▶ _Problem_
Scan the lines below; pull out those with "студий".

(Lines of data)
──────────

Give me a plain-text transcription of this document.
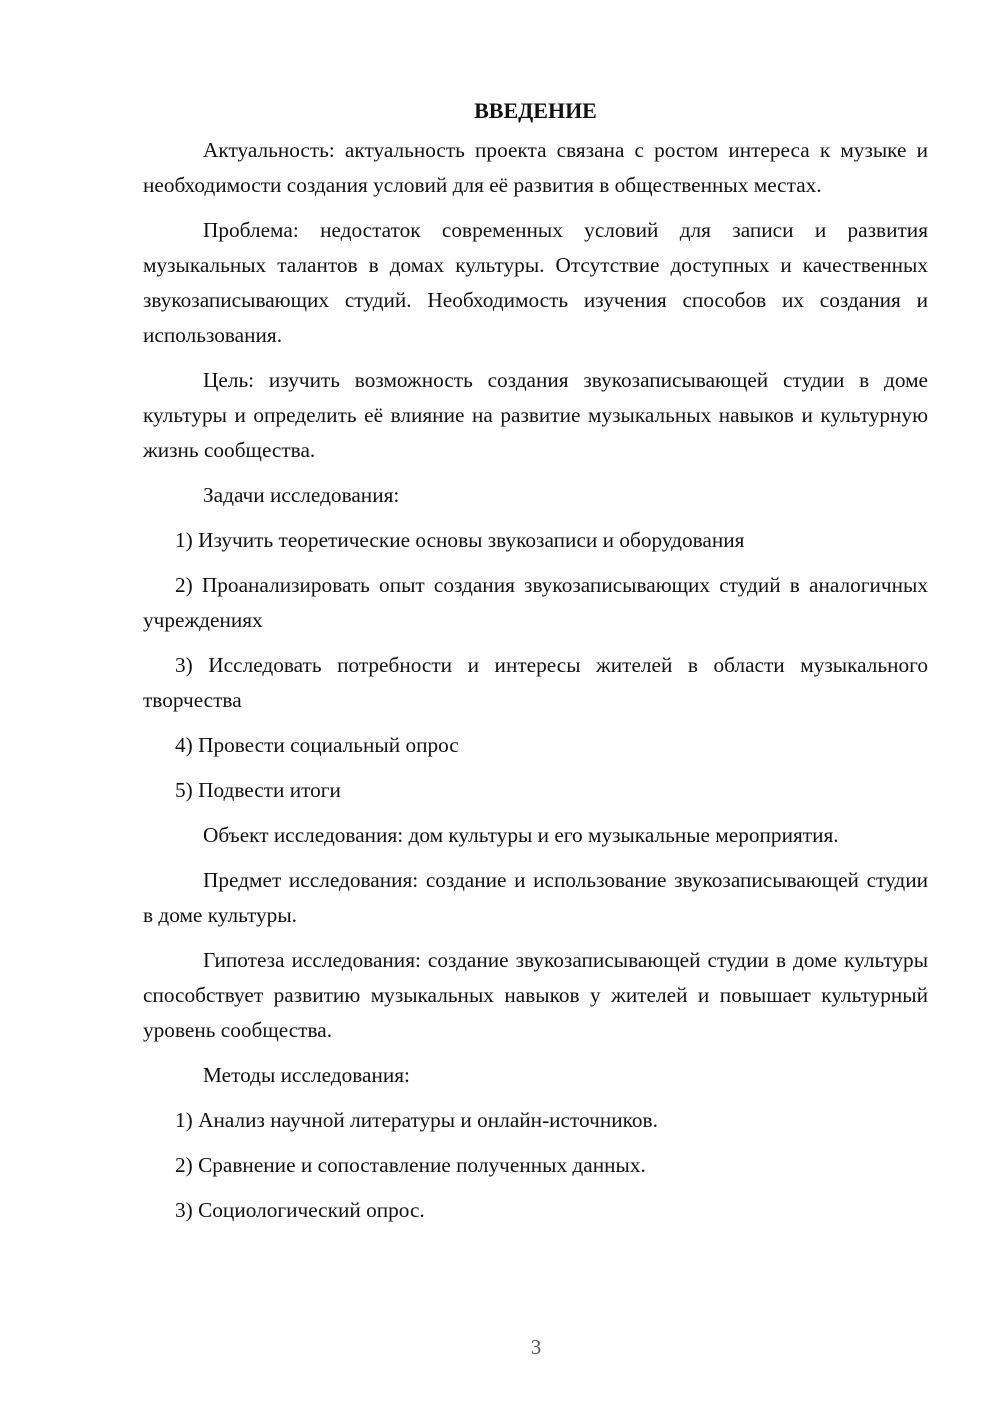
ВВЕДЕНИЕ

Актуальность: актуальность проекта связана с ростом интереса к музыке и необходимости создания условий для её развития в общественных местах.

Проблема: недостаток современных условий для записи и развития музыкальных талантов в домах культуры. Отсутствие доступных и качественных звукозаписывающих студий. Необходимость изучения способов их создания и использования.

Цель: изучить возможность создания звукозаписывающей студии в доме культуры и определить её влияние на развитие музыкальных навыков и культурную жизнь сообщества.

Задачи исследования:

1) Изучить теоретические основы звукозаписи и оборудования

2) Проанализировать опыт создания звукозаписывающих студий в аналогичных учреждениях

3) Исследовать потребности и интересы жителей в области музыкального творчества

4) Провести социальный опрос

5) Подвести итоги

Объект исследования: дом культуры и его музыкальные мероприятия.

Предмет исследования: создание и использование звукозаписывающей студии в доме культуры.

Гипотеза исследования: создание звукозаписывающей студии в доме культуры способствует развитию музыкальных навыков у жителей и повышает культурный уровень сообщества.

Методы исследования:

1) Анализ научной литературы и онлайн-источников.

2) Сравнение и сопоставление полученных данных.

3) Социологический опрос.

3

──────────

▶ _Exercise response_
Проблема: недостаток современных условий для записи и развития музыкальных талантов в домах культуры. Отсутствие доступных и качественных звукозаписывающих студий. Необходимость изучения способов их создания и использования.
2) Проанализировать опыт создания звукозаписывающих студий в аналогичных учреждениях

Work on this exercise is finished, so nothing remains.